As I meditated on this thought I came up with three thoughts for us to consider if we were to kiss the face of God today.

When you kiss the face of God you kiss the face of love.

When you kiss the face of God you kiss the face of hope.

When you kiss the face of God you kiss the face of grace.

I know there are four themes during Advent: love, joy, hope and peace. I want to focus on two of those: love and hope and introduce a new one: grace.

When Hal David and Burt Bacharach wrote, What the world needs now is love, in 1965 the United States was just beginning to bet involved in what would be known as the Vietnam War. If the world needed love in 1965, 41 years later the world still needs a lot of love. Not Hollywood love but sacrificial, life-changing love.

The power and magnitude of God’s love is summarized in this well-known scripture -  John 3:16 – For God so loved the world that he gave his uniquely born son. The babe in the manger is the Father’s love gift.

I read a story on Facebook that exemplifies the kind of love God unleashes when we kiss the God of love and let God kiss us with love.

Mike Friesen, no relation to me, shared this story on Facebook.

I'm walking around the deli in Target when a woman walking beside me on the phone says, "I feel horrible. Another year of not being able to get my kids gifts. I'm tired of feeling like a failure in their eyes. I'm tired of not feeling like I'm enough." I walk around looking for meat and walk in front of her. While checking something on her phone, she slams her cart into my Achilles. I turn around and she grunts into frustration, "I'm so sorry. I can't do anything right right now." I told her it was okay. I begin walking with her behind me again and hear a deep breath met with a sad whimper, I stop, and she slams into my Achilles again. She said, "UGH, I'm sorry." I laughed and told her it was my fault. I looked at her and said, 

"I overheard your conversation back there and I'm so sorry. I've gotten so many gift cards from here this Christmas, can I give you them?"

"What? Why would you do that? Why would you be so generous?"

"Well, generosity is a trust that I have enough. It's easy to become anxious when you feel like you don't have enough. I can do this because someone has been generous too me. I feel like I have enough because these don't represent monetary things but that I have succeeded in my work, that I am valued and loved by the people who gave them to me."

I handed them to her and told her the amount. She started crying and thanked me. She asked me if I would help her pick out gifts for her kids. I told her that I would walk with her but would be of no help since my toy buying stopped at video games in my adolescence (and still occurs today).

She told me about her kids. Her son, 10, who is obsessed with Star Wars, so that's what she picked out for him. She told me that she feels he'll be an artist of some sort someday and that he's really talented. She hopes to find a way to get him classes to develop those skills. She also told me about her daughter, 8, who is really into animals. She got her Secret Life of Pets, with some coloring books and action figures. She hopes that she'll someday be a vet or a vet tech.

## RECORDS SUPPLIED
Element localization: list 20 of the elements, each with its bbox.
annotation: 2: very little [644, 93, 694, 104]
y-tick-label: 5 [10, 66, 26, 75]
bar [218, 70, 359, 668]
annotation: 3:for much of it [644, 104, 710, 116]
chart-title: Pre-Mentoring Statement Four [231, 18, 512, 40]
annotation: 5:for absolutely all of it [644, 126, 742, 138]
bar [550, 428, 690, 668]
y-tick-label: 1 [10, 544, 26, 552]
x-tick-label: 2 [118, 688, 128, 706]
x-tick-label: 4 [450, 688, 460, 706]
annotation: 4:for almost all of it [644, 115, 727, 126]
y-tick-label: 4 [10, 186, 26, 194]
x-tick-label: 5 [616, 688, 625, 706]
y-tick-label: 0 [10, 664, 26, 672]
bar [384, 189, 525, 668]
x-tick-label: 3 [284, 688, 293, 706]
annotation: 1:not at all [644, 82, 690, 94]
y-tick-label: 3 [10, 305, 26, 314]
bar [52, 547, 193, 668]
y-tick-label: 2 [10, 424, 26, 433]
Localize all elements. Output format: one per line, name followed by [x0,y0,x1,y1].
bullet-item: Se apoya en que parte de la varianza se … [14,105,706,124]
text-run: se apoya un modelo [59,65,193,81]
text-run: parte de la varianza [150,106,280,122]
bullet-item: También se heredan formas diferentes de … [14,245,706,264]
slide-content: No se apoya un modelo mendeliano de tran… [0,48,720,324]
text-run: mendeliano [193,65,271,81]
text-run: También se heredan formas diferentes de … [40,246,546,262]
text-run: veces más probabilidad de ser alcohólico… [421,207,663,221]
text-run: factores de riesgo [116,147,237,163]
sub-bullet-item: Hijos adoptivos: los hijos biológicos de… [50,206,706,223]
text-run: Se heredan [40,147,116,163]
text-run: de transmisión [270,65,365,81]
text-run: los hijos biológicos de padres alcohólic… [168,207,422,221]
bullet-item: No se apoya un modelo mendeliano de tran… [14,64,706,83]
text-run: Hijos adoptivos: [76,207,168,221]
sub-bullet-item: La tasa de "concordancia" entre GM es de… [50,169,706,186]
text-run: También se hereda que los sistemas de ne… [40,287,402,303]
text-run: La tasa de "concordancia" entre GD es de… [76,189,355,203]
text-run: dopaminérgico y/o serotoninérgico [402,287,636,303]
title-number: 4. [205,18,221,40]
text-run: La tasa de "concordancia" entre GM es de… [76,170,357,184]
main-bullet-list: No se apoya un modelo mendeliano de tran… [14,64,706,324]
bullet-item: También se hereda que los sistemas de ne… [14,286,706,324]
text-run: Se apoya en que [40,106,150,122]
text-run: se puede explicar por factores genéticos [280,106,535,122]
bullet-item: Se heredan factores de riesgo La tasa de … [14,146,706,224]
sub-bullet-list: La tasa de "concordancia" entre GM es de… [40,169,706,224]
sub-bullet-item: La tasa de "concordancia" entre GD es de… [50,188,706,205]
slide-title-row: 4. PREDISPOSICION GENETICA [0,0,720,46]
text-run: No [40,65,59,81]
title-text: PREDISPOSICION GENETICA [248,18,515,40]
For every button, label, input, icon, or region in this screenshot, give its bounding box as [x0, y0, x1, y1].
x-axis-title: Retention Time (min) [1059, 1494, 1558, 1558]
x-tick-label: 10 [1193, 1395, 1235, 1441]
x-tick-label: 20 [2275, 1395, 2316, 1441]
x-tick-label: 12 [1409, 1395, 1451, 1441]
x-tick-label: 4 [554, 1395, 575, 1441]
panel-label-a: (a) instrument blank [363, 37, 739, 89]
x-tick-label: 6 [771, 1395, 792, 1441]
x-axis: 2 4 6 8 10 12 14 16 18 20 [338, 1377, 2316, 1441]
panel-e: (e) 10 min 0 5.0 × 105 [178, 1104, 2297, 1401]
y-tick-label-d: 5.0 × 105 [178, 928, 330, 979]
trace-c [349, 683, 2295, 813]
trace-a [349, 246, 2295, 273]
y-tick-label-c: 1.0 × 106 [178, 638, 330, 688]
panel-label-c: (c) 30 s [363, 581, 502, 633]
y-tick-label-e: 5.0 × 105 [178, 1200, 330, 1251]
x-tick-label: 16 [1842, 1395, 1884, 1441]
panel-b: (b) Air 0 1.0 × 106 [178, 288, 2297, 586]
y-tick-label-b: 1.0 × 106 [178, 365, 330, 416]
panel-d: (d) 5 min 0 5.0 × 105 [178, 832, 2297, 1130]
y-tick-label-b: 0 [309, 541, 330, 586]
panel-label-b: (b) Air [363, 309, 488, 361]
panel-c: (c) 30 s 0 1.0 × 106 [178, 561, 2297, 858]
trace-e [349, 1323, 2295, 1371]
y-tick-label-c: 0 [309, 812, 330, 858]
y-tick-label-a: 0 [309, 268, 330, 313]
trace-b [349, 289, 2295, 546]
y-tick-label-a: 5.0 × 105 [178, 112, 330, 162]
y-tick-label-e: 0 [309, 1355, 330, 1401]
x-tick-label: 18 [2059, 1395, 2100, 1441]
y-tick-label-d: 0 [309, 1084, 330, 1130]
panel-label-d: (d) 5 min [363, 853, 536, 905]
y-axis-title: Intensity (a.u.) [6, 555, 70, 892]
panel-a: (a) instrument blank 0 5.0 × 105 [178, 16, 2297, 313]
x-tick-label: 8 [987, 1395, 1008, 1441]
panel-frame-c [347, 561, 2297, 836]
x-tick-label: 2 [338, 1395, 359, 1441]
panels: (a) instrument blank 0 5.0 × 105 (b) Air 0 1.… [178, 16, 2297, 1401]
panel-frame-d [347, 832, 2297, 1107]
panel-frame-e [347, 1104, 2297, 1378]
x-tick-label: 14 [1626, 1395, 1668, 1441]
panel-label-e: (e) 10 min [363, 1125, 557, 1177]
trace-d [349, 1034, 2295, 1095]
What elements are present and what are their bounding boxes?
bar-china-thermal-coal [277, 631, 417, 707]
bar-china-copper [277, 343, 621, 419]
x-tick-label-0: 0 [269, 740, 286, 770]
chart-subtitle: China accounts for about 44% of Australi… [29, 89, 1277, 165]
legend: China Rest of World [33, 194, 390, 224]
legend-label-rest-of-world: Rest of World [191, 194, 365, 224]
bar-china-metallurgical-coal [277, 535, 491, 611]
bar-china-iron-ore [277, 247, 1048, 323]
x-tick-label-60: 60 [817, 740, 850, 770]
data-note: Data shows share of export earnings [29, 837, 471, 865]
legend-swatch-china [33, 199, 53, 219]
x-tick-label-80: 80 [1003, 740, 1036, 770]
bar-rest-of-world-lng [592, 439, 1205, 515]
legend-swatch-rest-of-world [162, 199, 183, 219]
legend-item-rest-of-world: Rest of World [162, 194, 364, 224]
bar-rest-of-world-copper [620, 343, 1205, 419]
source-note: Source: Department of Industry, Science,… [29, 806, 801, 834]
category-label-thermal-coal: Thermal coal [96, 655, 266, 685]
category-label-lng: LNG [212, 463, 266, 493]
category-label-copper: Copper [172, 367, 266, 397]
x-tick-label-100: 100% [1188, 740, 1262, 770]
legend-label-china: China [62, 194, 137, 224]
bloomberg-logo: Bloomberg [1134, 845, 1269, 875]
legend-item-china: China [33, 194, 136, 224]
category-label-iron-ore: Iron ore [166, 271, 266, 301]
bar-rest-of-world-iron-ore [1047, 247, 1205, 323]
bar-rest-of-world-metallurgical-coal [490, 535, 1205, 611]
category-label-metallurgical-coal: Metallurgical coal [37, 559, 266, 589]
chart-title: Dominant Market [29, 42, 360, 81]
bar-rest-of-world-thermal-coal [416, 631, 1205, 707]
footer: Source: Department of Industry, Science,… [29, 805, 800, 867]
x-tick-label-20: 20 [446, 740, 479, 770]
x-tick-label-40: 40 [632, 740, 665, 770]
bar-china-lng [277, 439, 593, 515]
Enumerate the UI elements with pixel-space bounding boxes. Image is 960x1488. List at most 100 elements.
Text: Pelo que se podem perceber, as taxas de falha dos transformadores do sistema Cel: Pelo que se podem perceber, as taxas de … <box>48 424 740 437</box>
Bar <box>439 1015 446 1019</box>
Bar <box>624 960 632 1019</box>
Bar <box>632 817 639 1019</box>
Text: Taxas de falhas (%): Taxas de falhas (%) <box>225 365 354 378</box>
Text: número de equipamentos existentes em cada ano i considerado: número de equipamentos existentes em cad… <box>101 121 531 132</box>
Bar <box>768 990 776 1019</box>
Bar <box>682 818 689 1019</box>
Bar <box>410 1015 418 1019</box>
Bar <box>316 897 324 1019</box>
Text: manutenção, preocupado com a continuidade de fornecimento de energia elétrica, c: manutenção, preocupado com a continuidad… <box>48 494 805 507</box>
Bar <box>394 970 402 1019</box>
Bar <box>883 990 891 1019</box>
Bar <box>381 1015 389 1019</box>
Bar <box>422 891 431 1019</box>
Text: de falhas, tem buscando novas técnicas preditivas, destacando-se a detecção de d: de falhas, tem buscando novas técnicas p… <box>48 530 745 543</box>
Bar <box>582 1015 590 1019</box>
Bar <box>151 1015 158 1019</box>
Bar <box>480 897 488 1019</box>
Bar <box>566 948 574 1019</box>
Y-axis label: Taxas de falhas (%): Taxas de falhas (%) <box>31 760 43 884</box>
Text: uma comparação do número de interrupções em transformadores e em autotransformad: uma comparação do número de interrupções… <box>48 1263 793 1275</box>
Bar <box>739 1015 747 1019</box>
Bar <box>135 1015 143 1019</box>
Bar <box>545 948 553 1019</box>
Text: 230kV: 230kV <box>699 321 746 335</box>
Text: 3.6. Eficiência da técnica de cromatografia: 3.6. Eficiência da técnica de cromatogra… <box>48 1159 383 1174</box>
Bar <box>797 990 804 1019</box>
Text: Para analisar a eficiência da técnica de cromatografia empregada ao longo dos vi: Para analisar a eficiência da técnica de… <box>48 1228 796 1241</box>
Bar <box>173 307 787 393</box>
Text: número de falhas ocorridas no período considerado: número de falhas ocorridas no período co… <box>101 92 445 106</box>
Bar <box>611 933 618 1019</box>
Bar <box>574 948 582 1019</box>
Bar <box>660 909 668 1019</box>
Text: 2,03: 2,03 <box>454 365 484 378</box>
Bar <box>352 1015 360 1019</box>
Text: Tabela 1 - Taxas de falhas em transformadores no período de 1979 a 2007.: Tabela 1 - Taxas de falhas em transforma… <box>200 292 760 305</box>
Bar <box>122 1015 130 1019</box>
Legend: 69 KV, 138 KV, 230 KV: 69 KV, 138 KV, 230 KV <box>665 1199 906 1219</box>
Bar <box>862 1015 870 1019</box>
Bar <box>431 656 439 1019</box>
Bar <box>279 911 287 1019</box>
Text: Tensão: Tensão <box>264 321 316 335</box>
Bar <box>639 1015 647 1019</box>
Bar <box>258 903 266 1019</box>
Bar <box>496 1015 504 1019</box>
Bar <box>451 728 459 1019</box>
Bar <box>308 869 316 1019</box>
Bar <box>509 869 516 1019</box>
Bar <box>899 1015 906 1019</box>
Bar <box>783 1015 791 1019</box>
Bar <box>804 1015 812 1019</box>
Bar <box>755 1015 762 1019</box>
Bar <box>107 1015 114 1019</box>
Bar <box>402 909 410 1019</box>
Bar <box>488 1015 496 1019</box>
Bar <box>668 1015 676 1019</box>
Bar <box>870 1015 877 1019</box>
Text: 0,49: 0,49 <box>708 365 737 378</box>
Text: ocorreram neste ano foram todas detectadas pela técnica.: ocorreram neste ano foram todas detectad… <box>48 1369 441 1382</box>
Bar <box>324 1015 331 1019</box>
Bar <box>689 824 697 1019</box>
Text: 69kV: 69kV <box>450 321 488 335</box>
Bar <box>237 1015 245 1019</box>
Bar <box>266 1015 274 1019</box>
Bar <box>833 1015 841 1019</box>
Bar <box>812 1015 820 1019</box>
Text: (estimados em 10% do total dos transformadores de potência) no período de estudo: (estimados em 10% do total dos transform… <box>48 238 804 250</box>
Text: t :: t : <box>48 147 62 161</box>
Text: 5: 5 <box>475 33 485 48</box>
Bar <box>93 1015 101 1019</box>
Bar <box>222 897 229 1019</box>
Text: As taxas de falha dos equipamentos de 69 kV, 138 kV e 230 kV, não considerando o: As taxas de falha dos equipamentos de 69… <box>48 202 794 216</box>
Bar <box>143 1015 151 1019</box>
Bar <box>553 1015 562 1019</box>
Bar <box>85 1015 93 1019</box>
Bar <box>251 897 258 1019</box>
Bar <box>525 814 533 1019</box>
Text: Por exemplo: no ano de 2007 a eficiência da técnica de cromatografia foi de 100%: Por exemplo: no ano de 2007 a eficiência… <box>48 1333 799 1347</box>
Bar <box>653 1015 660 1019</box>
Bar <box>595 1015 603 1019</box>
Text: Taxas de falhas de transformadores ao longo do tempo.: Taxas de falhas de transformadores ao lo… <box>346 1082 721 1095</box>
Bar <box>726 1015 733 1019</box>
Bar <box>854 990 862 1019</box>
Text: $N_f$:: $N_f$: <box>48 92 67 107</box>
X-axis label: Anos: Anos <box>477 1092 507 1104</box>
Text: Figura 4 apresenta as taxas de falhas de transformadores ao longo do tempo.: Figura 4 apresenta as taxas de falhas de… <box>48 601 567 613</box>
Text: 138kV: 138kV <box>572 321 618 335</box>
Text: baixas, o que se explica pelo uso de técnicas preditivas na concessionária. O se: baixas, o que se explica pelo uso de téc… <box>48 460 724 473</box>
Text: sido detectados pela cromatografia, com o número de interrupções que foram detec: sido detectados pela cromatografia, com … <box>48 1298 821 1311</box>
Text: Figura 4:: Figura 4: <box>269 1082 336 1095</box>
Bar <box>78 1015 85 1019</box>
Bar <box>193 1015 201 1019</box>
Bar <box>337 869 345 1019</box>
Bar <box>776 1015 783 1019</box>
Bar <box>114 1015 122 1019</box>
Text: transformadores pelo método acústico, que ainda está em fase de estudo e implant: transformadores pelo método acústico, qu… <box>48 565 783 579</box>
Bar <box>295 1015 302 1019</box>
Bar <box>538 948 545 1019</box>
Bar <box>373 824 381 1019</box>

## TASK SET
- 1) Summarize the Advent reflection in two sentences.
- 2) Gather every line of the rows that contains the word "riesgo".

## ANSWERS FOR THE EXERCISE
- 1) The Advent reflection says that to kiss the face of God is to kiss the face of love, hope, and grace, focusing on two of Advent's four themes and adding grace as a new one. It points to John 3:16 as a summary of God's love and retells a Facebook story in which a shopper at Target gives gift cards to a woman who had said she couldn't get her kids gifts, and she then picks out presents for her son and daughter.

- 2)
text-run: factores de riesgo [116,147,237,163]
bullet-item: Se heredan factores de riesgo La tasa de … [14,146,706,224]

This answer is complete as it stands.